**Prompt A**
Answer these from the social media posting text, one line each:
(i) In what area are the local businesses the author works for located?
(ii) Which scheduling tool does the text describe as free?
(iii) How does the text define an "influencer"?
**Prompt B**
The social media posting text describes the kind of marketing plans you need to stay organized. List every adjective it uses to describe those plans.
**Prompt C**
Reproduce the social media posting text word for word from "1. Start with" up to and including "scrambling for content.".

**Page text**
-- -- --
For those of us that use social media in a professional capacity, it can be the best – and most challenging – form of advertising for a company. I am a Social Media/Content Manager for local businesses in the New York City area. Most of the companies I work for are new to social media marketing, and they trust me to produce quality content and to use my expertise to help boost their brand’s profile online. And one of the biggest challenges is figuring out the best frequency and volume of posting. When you are a small brand trying to get your name out there, it’s of utmost importance to continually publish good content. Your goal is to get new business, and to do that you need to make a meaningful connection with people who will potentially be your new customers. You must become an “influencer” (a popular social media personality with a large following)…in some capacity. And to do this, your customers have to gain your trust. You have to publish content that keeps your fans and followers coming back for more, and entice new people to follow your brand and eventually engage. So in an effort to put out the right content to the right people at the right time, these questions inevitably come up: how often should I post? What is the best day and time? Should I post every day? Or two, three, 20 times a week? As a social media marketer, these questions are on my mind all day every day. Everyone is looking for the magic formula for social media – the right recipe that will make your sales or traffic go through the roof. But the unfortunate fact is that nobody has truly cracked the code yet. Managing social media is a process of trial and error. The more you do it and the more experience you gain, the better you will get at providing a social media marketing experience that fits your brand’s goals. In an effort to help share what I’ve learned through my exploits managing social media for small businesses, I thought I’d share some insights that I have found to be successful when trying to navigate these rough waters:

  1. Start with creating a Content Calendar. This is a must, particularly if you manage social media accounts for multiple companies. If you don’t stay organized and come up with customized, detailed, and executable marketing plans, everything will become a huge mess. I recommend using tools like Buffer (free) or Hootsuite (paid subscription) to schedule your posts. You can’t be on-call 24/7, so it helps to plan your posts out in advance, and to space out your content. The other big plus about having content calendar is that you can make sure you don’t have a time where you have nothing to post and you are scrambling for content.
-- -- --
**Given entries**
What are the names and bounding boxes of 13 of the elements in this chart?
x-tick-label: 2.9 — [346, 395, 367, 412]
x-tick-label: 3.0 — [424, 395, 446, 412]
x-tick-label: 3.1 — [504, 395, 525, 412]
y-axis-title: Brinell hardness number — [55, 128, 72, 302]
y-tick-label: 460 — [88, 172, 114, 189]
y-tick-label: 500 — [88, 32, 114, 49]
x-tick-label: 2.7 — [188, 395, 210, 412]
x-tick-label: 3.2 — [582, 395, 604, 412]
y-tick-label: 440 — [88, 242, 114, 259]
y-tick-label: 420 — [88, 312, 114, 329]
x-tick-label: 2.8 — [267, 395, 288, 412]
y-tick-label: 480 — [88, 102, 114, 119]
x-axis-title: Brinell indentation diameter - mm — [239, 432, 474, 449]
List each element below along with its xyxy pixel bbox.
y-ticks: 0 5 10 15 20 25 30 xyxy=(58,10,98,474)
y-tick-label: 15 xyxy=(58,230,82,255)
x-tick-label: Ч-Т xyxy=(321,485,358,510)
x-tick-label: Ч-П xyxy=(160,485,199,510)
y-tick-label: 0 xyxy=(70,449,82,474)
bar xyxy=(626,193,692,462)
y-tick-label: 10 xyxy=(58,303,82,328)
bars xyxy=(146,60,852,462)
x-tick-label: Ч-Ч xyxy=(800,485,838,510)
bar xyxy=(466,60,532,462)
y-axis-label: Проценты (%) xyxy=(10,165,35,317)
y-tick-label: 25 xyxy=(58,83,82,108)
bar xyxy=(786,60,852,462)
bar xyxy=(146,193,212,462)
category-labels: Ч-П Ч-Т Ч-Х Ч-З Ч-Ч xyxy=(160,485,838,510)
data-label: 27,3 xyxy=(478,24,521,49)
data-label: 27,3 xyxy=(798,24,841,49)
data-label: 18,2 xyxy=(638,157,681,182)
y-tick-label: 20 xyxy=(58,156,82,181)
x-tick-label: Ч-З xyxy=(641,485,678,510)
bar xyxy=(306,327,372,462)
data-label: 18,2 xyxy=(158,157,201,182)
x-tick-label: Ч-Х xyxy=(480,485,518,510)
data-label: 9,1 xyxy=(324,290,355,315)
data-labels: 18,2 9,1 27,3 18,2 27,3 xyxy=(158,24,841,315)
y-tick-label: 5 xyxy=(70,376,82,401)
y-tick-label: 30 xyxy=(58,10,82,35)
-- -- --
**Complete response A**
(i) The New York City area.
(ii) Buffer.
(iii) A popular social media personality with a large following.

**Complete response B**
customized
detailed
executable

**Complete response C**
1. Start with creating a Content Calendar. This is a must, particularly if you manage social media accounts for multiple companies. If you don’t stay organized and come up with customized, detailed, and executable marketing plans, everything will become a huge mess. I recommend using tools like Buffer (free) or Hootsuite (paid subscription) to schedule your posts. You can’t be on-call 24/7, so it helps to plan your posts out in advance, and to space out your content. The other big plus about having content calendar is that you can make sure you don’t have a time where you have nothing to post and you are scrambling for content.